● **What this task involves**
Look through the material and tally each line bearing the word "Available". Give only the total.

>> begin

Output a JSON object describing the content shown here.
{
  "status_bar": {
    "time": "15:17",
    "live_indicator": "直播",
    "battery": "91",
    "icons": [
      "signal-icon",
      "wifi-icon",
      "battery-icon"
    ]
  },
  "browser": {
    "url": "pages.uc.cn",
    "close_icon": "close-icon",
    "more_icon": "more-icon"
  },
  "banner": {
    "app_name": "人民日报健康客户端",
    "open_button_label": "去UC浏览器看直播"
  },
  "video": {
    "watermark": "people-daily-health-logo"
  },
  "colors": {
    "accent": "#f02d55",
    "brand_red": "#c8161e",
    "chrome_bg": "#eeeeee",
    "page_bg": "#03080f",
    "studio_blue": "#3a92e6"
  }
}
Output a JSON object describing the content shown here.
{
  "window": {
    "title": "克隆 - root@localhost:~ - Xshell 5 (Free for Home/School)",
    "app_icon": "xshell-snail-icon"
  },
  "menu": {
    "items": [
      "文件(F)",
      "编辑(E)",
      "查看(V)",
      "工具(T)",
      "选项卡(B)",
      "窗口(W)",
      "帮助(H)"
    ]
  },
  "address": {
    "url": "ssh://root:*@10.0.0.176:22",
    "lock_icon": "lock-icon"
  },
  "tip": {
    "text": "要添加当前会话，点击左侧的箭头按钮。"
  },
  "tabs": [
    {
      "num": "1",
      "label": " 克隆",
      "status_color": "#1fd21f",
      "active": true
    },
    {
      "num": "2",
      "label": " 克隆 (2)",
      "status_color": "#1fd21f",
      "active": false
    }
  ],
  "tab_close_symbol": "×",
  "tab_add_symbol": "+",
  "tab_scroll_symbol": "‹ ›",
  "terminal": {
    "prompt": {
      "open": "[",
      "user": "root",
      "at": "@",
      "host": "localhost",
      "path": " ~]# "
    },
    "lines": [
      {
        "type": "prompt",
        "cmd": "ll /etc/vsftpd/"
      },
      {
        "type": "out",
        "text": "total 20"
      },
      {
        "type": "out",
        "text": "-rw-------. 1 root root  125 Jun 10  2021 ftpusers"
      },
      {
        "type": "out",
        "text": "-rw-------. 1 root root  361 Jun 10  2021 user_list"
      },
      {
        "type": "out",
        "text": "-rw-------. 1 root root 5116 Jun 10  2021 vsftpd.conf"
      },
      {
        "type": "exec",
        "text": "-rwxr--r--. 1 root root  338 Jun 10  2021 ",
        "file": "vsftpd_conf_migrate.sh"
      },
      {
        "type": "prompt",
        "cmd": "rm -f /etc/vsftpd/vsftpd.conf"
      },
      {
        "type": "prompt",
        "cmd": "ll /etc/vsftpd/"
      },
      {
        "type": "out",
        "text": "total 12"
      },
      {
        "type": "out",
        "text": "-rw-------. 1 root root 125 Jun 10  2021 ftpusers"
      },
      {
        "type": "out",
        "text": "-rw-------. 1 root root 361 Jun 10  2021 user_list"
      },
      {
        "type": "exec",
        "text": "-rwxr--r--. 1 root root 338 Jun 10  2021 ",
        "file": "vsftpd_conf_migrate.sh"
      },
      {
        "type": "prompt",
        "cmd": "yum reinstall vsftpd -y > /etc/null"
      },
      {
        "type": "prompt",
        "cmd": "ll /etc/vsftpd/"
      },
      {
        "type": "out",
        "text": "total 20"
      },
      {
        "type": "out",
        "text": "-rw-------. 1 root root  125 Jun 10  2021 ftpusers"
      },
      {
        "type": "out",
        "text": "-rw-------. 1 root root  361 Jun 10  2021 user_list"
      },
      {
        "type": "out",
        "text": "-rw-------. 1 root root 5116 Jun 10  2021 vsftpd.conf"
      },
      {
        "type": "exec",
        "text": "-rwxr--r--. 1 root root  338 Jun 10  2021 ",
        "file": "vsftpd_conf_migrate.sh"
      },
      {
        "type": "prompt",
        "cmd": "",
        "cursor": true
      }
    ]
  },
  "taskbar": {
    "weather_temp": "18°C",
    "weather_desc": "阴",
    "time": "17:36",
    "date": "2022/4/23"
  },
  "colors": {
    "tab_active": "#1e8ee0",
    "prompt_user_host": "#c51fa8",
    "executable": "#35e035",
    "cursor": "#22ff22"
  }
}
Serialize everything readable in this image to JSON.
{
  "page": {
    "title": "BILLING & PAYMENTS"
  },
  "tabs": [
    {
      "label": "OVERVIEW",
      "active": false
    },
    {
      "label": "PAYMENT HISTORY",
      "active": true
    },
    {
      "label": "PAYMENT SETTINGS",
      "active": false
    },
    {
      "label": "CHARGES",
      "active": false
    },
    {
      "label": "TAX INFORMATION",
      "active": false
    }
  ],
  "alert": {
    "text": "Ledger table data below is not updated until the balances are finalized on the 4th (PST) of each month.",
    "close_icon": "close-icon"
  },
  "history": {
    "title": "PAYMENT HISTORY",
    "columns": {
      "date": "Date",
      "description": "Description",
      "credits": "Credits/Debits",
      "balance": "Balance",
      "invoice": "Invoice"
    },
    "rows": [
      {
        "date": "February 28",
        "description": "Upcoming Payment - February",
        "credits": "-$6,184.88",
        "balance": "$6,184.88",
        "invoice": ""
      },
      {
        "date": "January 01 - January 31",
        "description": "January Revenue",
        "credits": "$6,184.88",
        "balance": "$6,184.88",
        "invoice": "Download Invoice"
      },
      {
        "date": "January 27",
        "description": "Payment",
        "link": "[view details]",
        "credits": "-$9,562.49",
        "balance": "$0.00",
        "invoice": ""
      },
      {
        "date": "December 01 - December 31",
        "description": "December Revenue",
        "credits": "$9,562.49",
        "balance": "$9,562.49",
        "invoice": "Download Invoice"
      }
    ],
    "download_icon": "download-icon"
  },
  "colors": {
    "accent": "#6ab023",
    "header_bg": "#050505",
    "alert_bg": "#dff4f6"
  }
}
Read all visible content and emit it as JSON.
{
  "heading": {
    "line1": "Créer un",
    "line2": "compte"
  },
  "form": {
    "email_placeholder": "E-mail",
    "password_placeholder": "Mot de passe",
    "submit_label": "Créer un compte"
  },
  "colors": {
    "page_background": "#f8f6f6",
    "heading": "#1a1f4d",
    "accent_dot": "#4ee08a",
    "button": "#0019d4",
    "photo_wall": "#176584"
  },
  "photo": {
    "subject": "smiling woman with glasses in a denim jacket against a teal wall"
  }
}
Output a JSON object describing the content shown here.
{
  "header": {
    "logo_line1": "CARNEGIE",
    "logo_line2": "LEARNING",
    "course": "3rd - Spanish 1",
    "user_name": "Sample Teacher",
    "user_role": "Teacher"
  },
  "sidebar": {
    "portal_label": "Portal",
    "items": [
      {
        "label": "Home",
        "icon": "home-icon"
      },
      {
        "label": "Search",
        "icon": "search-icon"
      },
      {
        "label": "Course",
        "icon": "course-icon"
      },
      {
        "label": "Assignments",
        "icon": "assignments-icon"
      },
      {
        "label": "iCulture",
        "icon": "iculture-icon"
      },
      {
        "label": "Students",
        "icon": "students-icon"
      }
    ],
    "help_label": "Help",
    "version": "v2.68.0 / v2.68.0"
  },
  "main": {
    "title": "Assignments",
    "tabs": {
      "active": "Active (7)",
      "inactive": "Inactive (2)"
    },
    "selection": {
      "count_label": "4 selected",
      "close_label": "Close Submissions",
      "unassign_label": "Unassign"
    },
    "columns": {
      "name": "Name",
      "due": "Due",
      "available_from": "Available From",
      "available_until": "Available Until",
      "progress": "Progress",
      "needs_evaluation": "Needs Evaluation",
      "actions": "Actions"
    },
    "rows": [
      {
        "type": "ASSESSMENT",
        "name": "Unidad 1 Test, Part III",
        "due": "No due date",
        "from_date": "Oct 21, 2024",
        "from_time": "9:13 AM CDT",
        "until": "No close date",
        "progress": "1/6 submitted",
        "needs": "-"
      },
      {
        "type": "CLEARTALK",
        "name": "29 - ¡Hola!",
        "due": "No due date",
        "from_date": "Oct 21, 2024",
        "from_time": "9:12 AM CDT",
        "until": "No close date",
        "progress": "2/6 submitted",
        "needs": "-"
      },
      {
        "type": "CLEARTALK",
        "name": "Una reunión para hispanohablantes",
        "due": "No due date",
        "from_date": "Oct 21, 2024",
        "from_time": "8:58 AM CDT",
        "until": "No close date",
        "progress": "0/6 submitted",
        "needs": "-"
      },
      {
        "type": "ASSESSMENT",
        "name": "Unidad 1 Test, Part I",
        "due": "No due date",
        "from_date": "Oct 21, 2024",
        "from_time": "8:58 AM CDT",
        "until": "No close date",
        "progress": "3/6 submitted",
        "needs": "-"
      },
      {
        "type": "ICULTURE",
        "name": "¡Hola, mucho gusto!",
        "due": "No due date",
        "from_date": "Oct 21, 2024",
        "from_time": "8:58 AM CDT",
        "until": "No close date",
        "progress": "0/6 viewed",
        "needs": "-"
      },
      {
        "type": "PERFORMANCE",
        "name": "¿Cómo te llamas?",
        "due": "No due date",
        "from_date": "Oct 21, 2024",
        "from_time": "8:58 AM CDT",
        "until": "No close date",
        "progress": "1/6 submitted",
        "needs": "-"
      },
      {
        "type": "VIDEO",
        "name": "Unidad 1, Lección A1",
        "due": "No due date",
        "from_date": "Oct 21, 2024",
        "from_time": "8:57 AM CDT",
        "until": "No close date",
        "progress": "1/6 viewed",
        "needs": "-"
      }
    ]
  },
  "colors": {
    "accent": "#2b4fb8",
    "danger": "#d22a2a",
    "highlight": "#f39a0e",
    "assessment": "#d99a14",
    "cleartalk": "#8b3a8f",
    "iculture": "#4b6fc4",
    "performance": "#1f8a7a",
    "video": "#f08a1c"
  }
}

>> end

● **Response below**
2